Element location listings
* begin *
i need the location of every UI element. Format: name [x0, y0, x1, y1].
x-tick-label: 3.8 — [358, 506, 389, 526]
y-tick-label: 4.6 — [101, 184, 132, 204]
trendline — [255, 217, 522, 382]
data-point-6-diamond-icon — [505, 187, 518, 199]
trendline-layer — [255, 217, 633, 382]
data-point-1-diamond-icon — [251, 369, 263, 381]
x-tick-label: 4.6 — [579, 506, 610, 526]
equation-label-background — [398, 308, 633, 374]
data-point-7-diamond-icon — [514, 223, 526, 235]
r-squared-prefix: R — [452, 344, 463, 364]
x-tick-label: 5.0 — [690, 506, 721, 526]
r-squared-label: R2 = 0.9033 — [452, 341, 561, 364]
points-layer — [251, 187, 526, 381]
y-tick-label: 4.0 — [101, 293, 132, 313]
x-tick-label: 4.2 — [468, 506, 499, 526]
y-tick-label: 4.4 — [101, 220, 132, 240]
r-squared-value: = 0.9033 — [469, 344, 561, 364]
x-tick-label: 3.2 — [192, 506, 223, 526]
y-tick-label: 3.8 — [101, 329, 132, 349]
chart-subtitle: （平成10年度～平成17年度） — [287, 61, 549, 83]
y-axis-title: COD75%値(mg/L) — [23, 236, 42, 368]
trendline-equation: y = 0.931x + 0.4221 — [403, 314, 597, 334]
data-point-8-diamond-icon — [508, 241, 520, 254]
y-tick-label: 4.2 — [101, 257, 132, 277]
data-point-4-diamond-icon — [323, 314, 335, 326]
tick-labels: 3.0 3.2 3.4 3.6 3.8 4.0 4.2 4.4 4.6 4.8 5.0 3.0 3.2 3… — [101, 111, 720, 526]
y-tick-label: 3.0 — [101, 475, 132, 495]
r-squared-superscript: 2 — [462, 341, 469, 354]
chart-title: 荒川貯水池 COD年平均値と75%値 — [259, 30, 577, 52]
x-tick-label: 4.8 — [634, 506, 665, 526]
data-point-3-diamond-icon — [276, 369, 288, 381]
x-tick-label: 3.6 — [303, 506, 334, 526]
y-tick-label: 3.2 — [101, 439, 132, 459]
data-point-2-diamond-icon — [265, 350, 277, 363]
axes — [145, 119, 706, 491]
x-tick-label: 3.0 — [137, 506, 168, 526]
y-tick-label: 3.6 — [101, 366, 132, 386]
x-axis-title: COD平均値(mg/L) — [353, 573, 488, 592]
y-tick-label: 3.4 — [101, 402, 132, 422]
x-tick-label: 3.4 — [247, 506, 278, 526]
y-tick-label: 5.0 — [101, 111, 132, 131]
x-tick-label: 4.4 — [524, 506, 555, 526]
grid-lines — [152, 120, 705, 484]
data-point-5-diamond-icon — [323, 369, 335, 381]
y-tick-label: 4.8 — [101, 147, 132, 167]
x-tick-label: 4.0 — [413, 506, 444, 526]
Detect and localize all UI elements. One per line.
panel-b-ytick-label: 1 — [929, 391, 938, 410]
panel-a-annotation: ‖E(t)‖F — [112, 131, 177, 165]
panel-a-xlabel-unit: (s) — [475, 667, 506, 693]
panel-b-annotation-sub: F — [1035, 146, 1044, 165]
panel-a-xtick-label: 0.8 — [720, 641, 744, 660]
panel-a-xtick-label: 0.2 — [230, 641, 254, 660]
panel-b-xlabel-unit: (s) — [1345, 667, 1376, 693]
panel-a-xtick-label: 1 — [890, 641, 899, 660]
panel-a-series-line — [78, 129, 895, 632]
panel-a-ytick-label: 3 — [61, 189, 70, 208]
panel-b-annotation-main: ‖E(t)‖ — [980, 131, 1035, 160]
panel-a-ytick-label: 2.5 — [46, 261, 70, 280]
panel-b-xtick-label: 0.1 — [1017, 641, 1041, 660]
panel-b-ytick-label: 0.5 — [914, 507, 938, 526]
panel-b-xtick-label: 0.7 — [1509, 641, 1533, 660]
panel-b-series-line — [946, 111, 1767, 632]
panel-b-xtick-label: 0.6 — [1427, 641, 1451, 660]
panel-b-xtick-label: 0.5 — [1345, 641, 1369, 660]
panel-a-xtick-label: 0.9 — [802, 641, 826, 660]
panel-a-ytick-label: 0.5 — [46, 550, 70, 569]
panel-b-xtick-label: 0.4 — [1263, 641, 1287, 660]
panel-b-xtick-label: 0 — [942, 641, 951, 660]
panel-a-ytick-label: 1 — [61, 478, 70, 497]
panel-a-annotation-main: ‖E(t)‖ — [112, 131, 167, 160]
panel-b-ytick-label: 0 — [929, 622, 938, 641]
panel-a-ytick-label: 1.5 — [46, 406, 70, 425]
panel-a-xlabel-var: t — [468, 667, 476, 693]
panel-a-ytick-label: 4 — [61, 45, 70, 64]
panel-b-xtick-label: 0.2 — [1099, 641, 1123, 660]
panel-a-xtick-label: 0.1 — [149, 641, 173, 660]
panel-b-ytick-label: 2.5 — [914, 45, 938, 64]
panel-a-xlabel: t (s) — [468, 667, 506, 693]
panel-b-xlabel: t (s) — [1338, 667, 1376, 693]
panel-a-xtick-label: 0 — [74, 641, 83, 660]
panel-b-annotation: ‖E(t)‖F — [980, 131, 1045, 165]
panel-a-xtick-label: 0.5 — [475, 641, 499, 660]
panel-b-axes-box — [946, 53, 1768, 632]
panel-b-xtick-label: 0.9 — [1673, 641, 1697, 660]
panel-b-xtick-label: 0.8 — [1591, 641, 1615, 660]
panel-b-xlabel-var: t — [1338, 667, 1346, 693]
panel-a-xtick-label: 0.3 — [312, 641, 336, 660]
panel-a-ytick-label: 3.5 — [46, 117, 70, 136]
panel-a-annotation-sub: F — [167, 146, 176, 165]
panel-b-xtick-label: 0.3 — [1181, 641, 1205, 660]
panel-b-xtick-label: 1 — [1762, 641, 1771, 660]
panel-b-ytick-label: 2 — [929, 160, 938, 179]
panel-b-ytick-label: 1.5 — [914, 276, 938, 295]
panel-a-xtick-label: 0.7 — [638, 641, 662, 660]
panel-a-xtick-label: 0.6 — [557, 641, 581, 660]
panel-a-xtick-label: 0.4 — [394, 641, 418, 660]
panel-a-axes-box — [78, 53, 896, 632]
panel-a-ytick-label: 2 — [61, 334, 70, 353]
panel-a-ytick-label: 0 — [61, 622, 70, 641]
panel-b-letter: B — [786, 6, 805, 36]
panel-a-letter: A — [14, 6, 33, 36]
* end *
> WORK INSTRUCTIONS
Which lines above contain the string "xlabel", with case counting? Copy each of those lines in full.

> TASK ANSWER
panel-a-xlabel-unit: (s) — [475, 667, 506, 693]
panel-b-xlabel-unit: (s) — [1345, 667, 1376, 693]
panel-a-xlabel-var: t — [468, 667, 476, 693]
panel-a-xlabel: t (s) — [468, 667, 506, 693]
panel-b-xlabel: t (s) — [1338, 667, 1376, 693]
panel-b-xlabel-var: t — [1338, 667, 1346, 693]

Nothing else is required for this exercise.